Legacy support tools
* Support tool to add imports, and clean up other changes that are required.

Encryption at rest
* Do we need it?
* How do we safetly distrubute the keys with the current system.

Redundancy
* Should we support 3 or more way redundancy?

Clean up query deployment
* Finish the query sets

Better testing
* Regression suite could do with a thorough overhall.
* Ideally some better coverage testing.
* Some queries that can be run as a benchmark for the system speed.
* File spray tests.

Streamed input support in Thor.
* Following on from the discussion with David and Dermot.

SQL interface into the system.
- Could this build on the mapping and joining fields for the roxie browser.

Dali hot/warm failover redundancy

Optimizations
=============
How can we improve the performance of the system

Optimize the complexity of the graphs that are run
* Code generator could track how sort orders are used and optimize the activities generated.

Dynamic resourcing
* Scope for Thor to select different implementations based on input data size.
* Dynamic row caching / combine multiple subgraphs as one.

New activity implementations
* If the data is held on a lustre file system, is there scope for new sort activities?

Reduce data transfer
* Local and remote helpers would significantly reduce the amount of data transferred for roxie keyed joins (and other activities).

Row representation
* More intelligent row serialize/deserialize (e.g. on index read slaves)
* Enable packing/alignment on rows.
* Allow sizes to be separate from their strings/datasets.
* Datasets and strings with smaller record counts.
* Link counted child rows (not just datasets)
* Maxcount(1) optimization
* Link counted strings

Speed up eclcc
* For some queries (e.g., NCF) a large proportion of the development time must be spent compiling and deploying the queries.

BCD library
* Remove the critical section by using a thread variable for the stack
* Improve code for the basic operations.
* Consider switch to a non-stack implementation.

Conditional actions in graphs
* Most of the work has been done for this we should explicitly aim to support and enable it.
* Need to finish WHEN support (e.g., implicit field projection from side-effects).

Graph representation
* Compress it
* Don't include the graphs in the SDS, retrieve from the workunit instead.

Improve implicit field projection
- Currently doesn't optimize nested record structures.

Improve the common sub expression processing in eclcc.

Improve generation of conditional expressions.

Implement costing for expressions and activities
* Would improve whether it was worth reordering, substituting etc.

Variable in <set>
* Should sometimes use a hash table.
* Special case of an associated array [#50371]  E.g., MAP(dataset, { keyed } [,{extra}]);

Fix resourcing of inline datasets
* Currently the CSE for datasets executed within a transform is poor.

Optimize overly conditional code
* Often occurs when converting procedural code to ECL.  Too many guard conditions are added to the ECL.

******************************

▶ _Jobs_:
A) Please answer these questions about the notes:
(i) How do the notes propose removing the critical section in the BCD library?
(ii) Where should the graphs be retrieved from instead of being included in the SDS?
(iii) What question do the notes raise about redundancy?
B) Rewrite the notes from "Optimize the complexity" to "(and other activities).", replacing "input data size" with "input record count".
Answer using only the notes above.

******************************

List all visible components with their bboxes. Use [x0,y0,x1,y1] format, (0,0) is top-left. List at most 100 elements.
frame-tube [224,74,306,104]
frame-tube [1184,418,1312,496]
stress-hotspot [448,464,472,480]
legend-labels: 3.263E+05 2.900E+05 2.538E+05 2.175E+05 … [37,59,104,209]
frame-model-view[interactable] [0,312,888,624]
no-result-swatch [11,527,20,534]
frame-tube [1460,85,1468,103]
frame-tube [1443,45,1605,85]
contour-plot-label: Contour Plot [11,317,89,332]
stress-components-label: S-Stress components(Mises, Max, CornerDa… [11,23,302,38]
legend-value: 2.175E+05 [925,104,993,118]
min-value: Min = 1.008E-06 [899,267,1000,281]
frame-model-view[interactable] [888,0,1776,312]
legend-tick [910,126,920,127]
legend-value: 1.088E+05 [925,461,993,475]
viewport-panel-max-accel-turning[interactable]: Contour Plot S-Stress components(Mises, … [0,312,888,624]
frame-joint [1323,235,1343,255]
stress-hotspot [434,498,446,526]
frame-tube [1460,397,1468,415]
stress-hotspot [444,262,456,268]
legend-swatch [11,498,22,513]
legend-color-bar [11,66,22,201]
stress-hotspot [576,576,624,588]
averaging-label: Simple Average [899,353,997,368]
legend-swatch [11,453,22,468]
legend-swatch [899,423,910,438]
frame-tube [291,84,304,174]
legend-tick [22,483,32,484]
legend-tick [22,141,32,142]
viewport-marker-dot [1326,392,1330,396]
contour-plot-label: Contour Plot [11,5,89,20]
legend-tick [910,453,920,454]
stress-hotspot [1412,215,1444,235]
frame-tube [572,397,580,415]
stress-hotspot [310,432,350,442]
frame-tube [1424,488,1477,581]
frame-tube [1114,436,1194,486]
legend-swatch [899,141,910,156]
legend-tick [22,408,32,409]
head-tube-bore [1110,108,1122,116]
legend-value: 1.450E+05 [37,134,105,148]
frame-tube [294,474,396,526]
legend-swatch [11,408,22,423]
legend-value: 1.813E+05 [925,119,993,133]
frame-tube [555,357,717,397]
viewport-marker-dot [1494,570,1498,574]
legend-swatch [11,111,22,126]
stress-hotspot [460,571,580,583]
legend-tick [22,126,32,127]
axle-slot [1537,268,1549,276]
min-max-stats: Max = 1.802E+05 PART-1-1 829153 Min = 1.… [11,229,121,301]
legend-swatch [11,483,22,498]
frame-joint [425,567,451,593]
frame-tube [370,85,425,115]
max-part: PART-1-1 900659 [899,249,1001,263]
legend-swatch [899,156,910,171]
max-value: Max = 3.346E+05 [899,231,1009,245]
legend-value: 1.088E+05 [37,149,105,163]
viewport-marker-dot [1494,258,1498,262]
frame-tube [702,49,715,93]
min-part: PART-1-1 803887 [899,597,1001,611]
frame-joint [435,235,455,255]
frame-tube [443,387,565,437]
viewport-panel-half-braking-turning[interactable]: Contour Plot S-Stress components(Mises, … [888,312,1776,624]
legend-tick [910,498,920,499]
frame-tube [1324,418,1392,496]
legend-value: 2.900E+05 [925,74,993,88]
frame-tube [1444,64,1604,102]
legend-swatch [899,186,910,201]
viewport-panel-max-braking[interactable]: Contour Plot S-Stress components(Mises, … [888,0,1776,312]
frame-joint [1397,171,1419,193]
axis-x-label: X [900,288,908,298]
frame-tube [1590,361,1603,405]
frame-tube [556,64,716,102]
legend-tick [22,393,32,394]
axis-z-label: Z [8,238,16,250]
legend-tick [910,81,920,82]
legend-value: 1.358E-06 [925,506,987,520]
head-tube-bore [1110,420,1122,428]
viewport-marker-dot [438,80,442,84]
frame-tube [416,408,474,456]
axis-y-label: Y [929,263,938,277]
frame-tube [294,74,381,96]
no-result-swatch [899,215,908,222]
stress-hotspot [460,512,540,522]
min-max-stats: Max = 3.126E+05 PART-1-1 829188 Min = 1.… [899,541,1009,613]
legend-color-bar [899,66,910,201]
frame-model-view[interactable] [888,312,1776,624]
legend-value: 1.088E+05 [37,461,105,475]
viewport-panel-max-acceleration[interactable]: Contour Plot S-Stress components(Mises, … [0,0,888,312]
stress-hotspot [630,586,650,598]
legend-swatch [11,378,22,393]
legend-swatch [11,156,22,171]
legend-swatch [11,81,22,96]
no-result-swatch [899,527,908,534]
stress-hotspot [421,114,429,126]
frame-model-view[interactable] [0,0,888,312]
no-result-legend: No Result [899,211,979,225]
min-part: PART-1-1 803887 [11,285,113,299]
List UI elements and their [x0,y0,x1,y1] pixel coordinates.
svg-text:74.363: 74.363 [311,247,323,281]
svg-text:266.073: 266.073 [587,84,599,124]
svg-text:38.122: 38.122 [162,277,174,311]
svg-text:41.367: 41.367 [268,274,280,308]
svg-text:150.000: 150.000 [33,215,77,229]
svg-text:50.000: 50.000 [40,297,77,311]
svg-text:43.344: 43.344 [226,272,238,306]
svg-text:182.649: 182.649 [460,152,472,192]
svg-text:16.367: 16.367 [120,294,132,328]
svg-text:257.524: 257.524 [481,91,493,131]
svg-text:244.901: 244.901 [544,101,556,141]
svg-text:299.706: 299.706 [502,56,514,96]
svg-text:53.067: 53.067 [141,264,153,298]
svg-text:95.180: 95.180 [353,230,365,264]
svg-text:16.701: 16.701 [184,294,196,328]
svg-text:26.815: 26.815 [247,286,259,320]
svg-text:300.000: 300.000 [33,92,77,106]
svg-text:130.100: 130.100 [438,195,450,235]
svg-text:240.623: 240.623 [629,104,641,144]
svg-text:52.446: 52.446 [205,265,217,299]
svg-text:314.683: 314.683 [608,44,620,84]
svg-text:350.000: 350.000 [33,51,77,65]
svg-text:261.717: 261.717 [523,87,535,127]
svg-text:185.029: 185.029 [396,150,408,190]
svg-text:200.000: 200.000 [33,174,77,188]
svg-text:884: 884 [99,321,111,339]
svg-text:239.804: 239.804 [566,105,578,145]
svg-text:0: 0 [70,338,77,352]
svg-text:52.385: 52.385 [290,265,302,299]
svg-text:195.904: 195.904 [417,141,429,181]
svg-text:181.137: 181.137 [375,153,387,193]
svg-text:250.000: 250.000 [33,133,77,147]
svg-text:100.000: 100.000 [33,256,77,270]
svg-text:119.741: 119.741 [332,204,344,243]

******************************

▶ _Results for each task_:
A)
(i) By using a thread variable for the stack.
(ii) From the workunit.
(iii) Whether to support 3 or more way redundancy.

B)
Optimize the complexity of the graphs that are run
* Code generator could track how sort orders are used and optimize the activities generated.

Dynamic resourcing
* Scope for Thor to select different implementations based on input record count.
* Dynamic row caching / combine multiple subgraphs as one.

New activity implementations
* If the data is held on a lustre file system, is there scope for new sort activities?

Reduce data transfer
* Local and remote helpers would significantly reduce the amount of data transferred for roxie keyed joins (and other activities).